### [What the exercise asks]
Whenever a line below holds the word "with", copy that line.

### [Dataset records]

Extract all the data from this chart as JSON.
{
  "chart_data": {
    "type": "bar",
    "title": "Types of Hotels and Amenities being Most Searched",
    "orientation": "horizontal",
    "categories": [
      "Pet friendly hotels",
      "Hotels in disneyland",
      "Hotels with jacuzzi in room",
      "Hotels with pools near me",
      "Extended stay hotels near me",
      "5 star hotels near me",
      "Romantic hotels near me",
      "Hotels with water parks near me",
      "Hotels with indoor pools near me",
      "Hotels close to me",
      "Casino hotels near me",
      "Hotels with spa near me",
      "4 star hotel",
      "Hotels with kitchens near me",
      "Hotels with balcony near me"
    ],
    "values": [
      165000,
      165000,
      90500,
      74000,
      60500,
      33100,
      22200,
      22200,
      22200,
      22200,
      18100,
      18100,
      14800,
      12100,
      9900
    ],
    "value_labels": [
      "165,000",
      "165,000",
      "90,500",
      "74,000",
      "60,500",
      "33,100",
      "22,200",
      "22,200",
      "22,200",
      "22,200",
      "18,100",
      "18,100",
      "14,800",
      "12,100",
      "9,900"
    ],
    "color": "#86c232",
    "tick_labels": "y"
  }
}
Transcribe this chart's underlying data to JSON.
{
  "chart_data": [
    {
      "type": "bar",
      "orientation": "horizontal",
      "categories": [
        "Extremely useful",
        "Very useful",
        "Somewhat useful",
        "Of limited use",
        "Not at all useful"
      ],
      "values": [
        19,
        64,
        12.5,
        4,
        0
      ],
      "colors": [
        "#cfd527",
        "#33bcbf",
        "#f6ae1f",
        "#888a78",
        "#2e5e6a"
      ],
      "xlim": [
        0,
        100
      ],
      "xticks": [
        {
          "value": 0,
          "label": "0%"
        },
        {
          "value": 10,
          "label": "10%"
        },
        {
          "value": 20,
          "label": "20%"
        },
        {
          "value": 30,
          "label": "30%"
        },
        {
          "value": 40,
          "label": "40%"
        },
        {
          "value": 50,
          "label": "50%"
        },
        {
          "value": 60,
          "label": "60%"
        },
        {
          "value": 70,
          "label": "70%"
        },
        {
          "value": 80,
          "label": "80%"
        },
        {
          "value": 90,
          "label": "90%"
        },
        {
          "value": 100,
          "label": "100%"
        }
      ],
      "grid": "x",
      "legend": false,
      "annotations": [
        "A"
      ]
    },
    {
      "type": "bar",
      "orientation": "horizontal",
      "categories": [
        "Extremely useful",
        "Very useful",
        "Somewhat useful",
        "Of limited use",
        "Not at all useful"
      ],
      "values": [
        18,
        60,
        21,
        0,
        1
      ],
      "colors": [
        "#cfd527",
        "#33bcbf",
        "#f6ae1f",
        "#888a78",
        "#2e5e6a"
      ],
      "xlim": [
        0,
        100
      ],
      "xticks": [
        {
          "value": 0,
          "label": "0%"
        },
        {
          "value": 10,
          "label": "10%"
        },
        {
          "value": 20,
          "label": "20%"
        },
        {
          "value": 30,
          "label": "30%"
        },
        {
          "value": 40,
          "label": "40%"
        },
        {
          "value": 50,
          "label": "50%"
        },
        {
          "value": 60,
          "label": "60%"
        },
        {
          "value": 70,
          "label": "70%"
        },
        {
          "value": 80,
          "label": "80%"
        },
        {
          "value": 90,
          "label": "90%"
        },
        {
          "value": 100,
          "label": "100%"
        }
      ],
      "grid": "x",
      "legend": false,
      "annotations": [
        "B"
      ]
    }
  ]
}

### [Task response]
      "Hotels with jacuzzi in room",
      "Hotels with pools near me",
      "Hotels with water parks near me",
      "Hotels with indoor pools near me",
      "Hotels with spa near me",
      "Hotels with kitchens near me",
      "Hotels with balcony near me"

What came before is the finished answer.